** Begin Recorded data **

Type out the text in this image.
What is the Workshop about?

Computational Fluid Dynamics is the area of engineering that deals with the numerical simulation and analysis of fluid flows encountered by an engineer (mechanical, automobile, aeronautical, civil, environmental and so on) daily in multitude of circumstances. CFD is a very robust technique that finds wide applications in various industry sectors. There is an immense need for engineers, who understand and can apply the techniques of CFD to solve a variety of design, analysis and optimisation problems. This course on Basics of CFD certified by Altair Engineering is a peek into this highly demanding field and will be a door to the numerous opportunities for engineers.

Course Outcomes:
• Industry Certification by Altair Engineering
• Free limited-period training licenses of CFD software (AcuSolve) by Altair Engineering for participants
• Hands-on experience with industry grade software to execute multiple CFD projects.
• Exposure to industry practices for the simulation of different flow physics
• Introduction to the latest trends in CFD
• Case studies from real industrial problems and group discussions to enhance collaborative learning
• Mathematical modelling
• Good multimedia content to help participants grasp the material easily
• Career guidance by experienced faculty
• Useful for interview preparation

** End Recorded data **

### Directions
Looking at the listing above, how many of its lines contain the string "software"? Give the number alone.

### Correct result
2